--- start LISTED ENTRIES ---

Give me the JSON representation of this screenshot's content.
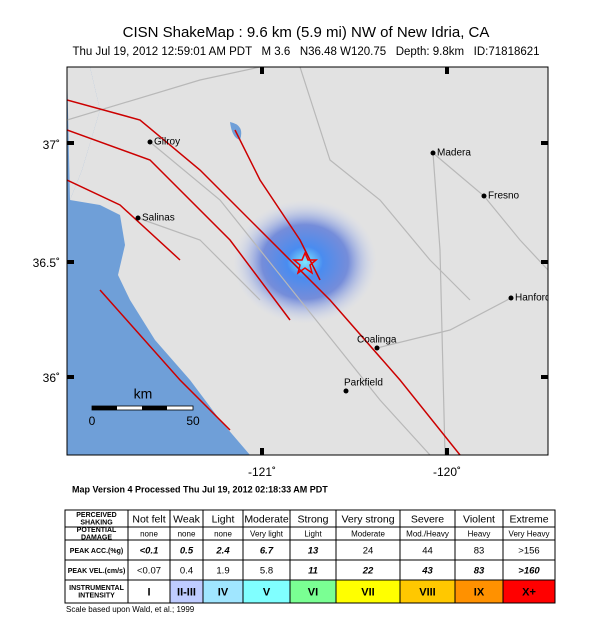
{
  "header": {
    "title": "CISN ShakeMap : 9.6 km (5.9 mi) NW of New Idria, CA",
    "subtitle": "Thu Jul 19, 2012 12:59:01 AM PDT   M 3.6   N36.48 W120.75   Depth: 9.8km   ID:71818621"
  },
  "map": {
    "lat_labels": [
      "37˚",
      "36.5˚",
      "36˚"
    ],
    "lon_labels": [
      "-121˚",
      "-120˚"
    ],
    "cities": [
      "Gilroy",
      "Madera",
      "Fresno",
      "Salinas",
      "Hanford",
      "Coalinga",
      "Parkfield"
    ],
    "scale_bar": {
      "unit": "km",
      "labels": [
        "0",
        "50"
      ]
    }
  },
  "version_note": "Map Version 4 Processed Thu Jul 19, 2012 02:18:33 AM PDT",
  "legend_table": {
    "rows": [
      [
        "PERCEIVED SHAKING",
        "Not felt",
        "Weak",
        "Light",
        "Moderate",
        "Strong",
        "Very strong",
        "Severe",
        "Violent",
        "Extreme"
      ],
      [
        "POTENTIAL DAMAGE",
        "none",
        "none",
        "none",
        "Very light",
        "Light",
        "Moderate",
        "Mod./Heavy",
        "Heavy",
        "Very Heavy"
      ],
      [
        "PEAK ACC.(%g)",
        "<0.1",
        "0.5",
        "2.4",
        "6.7",
        "13",
        "24",
        "44",
        "83",
        ">156"
      ],
      [
        "PEAK VEL.(cm/s)",
        "<0.07",
        "0.4",
        "1.9",
        "5.8",
        "11",
        "22",
        "43",
        "83",
        ">160"
      ],
      [
        "INSTRUMENTAL INTENSITY",
        "I",
        "II-III",
        "IV",
        "V",
        "VI",
        "VII",
        "VIII",
        "IX",
        "X+"
      ]
    ]
  },
  "footnote": "Scale based upon Wald, et al.; 1999"
}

--- end LISTED ENTRIES ---

» **THE EXERCISE**:
Images in the data above are to be skipped. Retype all other material exactly.

» **COMPLETED EXERCISE**:
Give me the JSON representation of this screenshot's content.
{
  "header": {
    "title": "CISN ShakeMap : 9.6 km (5.9 mi) NW of New Idria, CA",
    "subtitle": "Thu Jul 19, 2012 12:59:01 AM PDT   M 3.6   N36.48 W120.75   Depth: 9.8km   ID:71818621"
  },
  "map": {
    "lat_labels": [
      "37˚",
      "36.5˚",
      "36˚"
    ],
    "lon_labels": [
      "-121˚",
      "-120˚"
    ],
    "cities": [
      "Gilroy",
      "Madera",
      "Fresno",
      "Salinas",
      "Hanford",
      "Coalinga",
      "Parkfield"
    ],
    "scale_bar": {
      "unit": "km",
      "labels": [
        "0",
        "50"
      ]
    }
  },
  "version_note": "Map Version 4 Processed Thu Jul 19, 2012 02:18:33 AM PDT",
  "legend_table": {
    "rows": [
      [
        "PERCEIVED SHAKING",
        "Not felt",
        "Weak",
        "Light",
        "Moderate",
        "Strong",
        "Very strong",
        "Severe",
        "Violent",
        "Extreme"
      ],
      [
        "POTENTIAL DAMAGE",
        "none",
        "none",
        "none",
        "Very light",
        "Light",
        "Moderate",
        "Mod./Heavy",
        "Heavy",
        "Very Heavy"
      ],
      [
        "PEAK ACC.(%g)",
        "<0.1",
        "0.5",
        "2.4",
        "6.7",
        "13",
        "24",
        "44",
        "83",
        ">156"
      ],
      [
        "PEAK VEL.(cm/s)",
        "<0.07",
        "0.4",
        "1.9",
        "5.8",
        "11",
        "22",
        "43",
        "83",
        ">160"
      ],
      [
        "INSTRUMENTAL INTENSITY",
        "I",
        "II-III",
        "IV",
        "V",
        "VI",
        "VII",
        "VIII",
        "IX",
        "X+"
      ]
    ]
  },
  "footnote": "Scale based upon Wald, et al.; 1999"
}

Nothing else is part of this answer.